Extracted records:
=======
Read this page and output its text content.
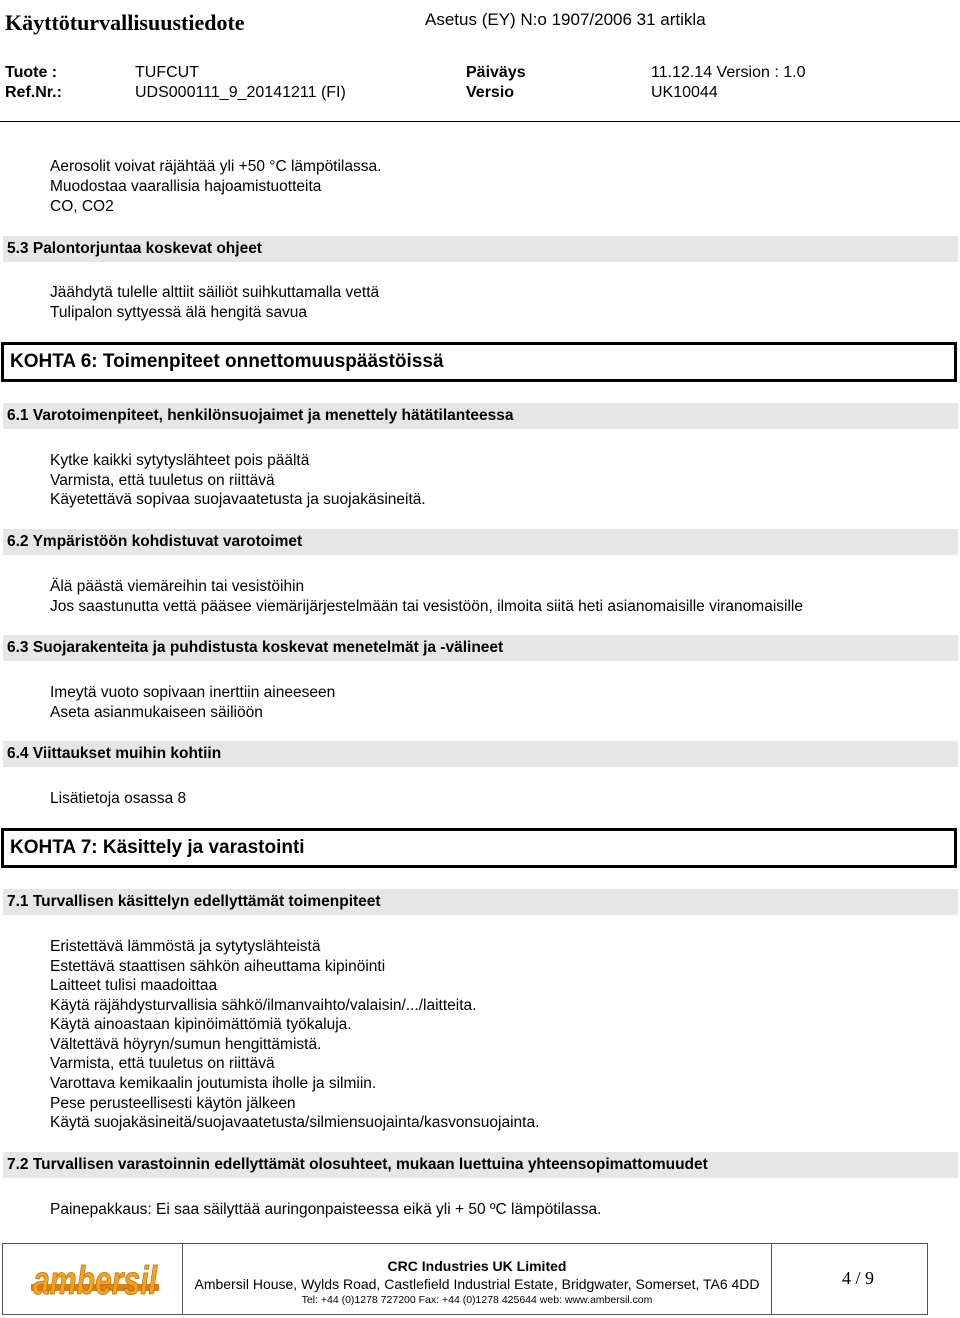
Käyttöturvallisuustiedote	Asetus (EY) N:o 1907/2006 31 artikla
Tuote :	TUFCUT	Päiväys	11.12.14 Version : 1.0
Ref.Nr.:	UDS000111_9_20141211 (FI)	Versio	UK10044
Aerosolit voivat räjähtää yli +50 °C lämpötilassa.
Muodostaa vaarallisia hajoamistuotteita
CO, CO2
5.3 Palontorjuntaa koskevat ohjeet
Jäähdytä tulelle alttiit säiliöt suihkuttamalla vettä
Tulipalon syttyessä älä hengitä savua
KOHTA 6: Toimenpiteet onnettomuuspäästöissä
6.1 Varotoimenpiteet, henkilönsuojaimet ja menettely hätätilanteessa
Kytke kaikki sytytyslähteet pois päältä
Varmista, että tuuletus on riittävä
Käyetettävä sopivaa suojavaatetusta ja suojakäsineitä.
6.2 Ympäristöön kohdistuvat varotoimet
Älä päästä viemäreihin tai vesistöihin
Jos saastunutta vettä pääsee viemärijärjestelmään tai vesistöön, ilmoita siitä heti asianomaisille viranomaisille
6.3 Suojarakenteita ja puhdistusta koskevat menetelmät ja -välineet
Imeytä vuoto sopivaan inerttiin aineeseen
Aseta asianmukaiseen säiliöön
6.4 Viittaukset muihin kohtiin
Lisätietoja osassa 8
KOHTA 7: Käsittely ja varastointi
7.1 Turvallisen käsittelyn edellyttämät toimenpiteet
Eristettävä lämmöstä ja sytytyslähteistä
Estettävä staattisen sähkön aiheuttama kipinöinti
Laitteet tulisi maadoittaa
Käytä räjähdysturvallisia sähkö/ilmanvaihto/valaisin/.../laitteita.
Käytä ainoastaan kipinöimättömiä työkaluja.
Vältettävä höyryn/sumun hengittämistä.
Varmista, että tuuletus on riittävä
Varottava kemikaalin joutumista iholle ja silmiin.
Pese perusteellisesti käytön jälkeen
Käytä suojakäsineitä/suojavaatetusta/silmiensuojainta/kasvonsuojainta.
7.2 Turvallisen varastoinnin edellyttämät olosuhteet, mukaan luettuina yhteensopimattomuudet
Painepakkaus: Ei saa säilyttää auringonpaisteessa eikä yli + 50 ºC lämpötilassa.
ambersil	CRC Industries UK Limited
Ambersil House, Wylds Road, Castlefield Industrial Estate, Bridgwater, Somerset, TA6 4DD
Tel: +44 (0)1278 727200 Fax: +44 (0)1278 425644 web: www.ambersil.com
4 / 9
=======
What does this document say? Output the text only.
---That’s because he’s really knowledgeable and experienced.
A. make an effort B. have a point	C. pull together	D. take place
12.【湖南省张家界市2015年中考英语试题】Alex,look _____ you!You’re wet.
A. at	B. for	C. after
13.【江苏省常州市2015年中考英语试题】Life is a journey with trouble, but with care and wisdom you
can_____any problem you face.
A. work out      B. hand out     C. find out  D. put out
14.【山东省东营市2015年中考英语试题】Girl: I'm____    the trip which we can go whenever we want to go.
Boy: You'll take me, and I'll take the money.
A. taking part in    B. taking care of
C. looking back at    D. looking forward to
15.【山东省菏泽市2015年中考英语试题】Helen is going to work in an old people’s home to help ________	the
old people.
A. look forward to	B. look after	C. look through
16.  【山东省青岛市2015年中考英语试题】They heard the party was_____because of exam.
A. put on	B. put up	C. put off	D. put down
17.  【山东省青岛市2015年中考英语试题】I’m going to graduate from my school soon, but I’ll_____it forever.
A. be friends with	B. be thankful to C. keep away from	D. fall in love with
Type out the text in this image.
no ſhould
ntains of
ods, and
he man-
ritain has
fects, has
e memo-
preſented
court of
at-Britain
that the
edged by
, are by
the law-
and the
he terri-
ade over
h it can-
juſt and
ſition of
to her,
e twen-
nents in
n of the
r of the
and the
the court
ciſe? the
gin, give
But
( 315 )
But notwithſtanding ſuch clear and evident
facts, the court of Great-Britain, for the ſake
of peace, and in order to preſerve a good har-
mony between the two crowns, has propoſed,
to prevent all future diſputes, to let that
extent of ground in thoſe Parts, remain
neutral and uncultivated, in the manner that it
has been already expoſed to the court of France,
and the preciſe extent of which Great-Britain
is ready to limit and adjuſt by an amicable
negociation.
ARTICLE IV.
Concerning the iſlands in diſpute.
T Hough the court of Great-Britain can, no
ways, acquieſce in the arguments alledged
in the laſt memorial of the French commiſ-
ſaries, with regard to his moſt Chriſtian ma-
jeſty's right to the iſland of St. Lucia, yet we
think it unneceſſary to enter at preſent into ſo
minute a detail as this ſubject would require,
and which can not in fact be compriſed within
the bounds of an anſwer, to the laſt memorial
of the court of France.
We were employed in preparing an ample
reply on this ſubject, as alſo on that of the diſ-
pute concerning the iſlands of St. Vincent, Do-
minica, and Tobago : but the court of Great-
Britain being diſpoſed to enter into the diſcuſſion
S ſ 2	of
=======
Short problem: Answer only with how many lines in the records include "vettä".

Exercise solution: 2